[START OF Stored rows]
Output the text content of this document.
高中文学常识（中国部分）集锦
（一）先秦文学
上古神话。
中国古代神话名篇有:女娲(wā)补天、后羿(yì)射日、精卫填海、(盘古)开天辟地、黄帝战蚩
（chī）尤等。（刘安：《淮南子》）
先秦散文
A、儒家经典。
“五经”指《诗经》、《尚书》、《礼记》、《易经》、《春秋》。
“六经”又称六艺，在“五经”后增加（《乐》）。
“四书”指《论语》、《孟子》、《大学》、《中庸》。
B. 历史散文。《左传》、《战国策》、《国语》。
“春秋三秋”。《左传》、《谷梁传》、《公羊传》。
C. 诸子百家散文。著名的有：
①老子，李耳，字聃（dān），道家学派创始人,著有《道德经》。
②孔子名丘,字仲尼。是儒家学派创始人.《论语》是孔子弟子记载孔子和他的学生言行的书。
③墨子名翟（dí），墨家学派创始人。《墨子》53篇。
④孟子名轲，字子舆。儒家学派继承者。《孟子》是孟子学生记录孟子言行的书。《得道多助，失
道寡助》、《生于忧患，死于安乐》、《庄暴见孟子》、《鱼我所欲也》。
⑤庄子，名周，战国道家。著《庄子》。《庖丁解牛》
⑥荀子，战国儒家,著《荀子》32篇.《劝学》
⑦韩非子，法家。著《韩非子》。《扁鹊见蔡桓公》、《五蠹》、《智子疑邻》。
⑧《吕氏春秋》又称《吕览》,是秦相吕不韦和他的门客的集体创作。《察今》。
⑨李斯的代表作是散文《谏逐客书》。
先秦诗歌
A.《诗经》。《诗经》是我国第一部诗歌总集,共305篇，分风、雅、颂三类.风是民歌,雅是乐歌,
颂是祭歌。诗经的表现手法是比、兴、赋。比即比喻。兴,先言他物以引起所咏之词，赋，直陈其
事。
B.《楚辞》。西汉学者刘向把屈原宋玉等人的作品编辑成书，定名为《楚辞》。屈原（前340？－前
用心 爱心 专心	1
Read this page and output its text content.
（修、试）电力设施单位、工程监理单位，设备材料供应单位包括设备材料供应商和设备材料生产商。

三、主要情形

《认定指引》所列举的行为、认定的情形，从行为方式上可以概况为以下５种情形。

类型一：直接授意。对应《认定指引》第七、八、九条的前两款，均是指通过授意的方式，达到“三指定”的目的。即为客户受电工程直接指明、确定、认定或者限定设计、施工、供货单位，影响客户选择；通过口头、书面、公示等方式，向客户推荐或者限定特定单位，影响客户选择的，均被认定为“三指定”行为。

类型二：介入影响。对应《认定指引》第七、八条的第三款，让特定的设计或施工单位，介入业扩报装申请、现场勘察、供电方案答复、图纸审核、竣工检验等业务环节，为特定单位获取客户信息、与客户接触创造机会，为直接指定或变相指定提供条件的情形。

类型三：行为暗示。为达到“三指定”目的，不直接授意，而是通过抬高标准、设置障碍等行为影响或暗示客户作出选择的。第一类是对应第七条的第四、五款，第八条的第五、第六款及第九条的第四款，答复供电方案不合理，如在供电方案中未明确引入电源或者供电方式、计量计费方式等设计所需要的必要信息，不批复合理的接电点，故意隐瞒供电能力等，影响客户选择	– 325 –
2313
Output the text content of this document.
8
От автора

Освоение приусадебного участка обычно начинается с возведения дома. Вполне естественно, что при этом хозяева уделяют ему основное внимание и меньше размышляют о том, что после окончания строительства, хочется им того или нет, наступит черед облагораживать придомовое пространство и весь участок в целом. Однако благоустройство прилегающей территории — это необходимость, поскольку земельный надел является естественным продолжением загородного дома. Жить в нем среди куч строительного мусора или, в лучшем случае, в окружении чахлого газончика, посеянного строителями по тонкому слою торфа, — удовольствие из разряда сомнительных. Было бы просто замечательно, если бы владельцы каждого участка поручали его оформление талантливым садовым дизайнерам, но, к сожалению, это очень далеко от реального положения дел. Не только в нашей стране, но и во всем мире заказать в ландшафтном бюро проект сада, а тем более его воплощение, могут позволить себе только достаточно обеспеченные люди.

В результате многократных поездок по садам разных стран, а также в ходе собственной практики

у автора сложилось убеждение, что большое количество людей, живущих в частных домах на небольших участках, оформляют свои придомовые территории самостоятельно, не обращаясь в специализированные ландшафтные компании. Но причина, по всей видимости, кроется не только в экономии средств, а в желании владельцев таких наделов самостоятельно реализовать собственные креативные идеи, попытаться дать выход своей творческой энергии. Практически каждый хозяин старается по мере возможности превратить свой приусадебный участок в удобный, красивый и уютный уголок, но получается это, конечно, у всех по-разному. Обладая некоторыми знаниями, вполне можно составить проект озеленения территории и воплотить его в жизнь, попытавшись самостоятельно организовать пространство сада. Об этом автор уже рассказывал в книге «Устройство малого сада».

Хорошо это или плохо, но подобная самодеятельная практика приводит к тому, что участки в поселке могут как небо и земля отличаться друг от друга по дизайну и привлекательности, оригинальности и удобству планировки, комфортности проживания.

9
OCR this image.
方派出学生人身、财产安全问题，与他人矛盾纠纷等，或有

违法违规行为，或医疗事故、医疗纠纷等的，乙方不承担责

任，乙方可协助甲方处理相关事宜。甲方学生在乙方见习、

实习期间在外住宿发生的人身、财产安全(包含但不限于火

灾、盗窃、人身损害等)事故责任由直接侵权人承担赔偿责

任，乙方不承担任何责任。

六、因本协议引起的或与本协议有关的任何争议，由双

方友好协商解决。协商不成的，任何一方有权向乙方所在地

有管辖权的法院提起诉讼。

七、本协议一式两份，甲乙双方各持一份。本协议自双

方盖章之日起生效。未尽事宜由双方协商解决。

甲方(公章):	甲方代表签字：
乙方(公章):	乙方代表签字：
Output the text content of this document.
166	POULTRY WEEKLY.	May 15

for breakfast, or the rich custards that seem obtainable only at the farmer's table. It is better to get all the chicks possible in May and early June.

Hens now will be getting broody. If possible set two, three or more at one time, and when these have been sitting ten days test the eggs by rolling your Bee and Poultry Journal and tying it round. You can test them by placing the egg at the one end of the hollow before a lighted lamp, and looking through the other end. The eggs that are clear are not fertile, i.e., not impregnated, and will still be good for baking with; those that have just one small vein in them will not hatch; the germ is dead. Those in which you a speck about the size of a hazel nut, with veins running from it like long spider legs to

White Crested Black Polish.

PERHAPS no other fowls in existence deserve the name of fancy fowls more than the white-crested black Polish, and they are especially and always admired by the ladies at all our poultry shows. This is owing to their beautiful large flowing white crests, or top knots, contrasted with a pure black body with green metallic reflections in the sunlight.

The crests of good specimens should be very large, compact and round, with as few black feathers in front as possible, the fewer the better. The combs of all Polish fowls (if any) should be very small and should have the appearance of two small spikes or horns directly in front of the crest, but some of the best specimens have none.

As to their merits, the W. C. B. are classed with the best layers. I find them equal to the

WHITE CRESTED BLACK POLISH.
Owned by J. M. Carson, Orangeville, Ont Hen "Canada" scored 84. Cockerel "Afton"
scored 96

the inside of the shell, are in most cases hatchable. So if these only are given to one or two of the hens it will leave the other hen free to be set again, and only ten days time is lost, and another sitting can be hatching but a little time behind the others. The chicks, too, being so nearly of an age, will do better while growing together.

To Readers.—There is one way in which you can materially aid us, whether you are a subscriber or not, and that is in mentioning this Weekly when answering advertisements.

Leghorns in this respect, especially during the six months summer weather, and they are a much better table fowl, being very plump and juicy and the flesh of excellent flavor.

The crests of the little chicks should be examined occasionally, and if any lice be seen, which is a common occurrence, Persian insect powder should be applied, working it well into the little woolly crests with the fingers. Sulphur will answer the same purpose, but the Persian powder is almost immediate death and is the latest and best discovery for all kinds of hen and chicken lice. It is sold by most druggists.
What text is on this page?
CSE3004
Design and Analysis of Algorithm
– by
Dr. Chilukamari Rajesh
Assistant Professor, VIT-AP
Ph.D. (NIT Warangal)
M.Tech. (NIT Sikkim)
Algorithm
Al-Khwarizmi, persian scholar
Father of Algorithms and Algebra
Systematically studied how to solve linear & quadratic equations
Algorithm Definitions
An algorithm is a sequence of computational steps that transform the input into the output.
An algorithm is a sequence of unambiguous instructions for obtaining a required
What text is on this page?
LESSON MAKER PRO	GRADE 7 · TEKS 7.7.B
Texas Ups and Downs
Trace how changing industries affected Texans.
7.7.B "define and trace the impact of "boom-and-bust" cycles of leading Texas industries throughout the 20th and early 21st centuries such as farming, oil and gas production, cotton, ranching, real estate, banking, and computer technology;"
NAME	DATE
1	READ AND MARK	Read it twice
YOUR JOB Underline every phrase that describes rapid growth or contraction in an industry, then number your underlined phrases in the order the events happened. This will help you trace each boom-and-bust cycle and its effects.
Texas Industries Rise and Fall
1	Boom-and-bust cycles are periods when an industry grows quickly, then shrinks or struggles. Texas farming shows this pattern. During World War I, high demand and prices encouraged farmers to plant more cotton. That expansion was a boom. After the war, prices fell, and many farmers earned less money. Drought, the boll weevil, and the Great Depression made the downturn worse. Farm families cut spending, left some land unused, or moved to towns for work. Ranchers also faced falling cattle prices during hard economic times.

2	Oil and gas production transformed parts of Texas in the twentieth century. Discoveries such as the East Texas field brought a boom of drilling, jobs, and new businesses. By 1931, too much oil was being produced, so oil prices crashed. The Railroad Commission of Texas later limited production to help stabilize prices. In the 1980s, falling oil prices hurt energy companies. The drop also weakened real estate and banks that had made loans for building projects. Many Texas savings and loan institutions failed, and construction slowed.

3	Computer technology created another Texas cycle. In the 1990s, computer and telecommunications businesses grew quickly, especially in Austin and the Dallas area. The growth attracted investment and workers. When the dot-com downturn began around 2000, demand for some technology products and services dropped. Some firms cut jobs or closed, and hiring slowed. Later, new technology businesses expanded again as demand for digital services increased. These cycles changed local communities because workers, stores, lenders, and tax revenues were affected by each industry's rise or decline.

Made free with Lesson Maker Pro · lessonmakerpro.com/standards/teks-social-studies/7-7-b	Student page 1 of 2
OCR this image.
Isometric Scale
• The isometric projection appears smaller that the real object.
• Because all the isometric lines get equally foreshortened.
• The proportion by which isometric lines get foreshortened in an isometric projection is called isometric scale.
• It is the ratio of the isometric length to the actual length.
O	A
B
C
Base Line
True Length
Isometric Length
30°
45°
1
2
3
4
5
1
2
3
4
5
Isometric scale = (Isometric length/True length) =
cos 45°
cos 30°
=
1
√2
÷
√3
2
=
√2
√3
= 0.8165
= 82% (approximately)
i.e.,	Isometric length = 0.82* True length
[END OF Stored rows]
Problem to work on>
Count every line in the data where the string "quickly" occurs. Give nothing except the number.

Written solution>
2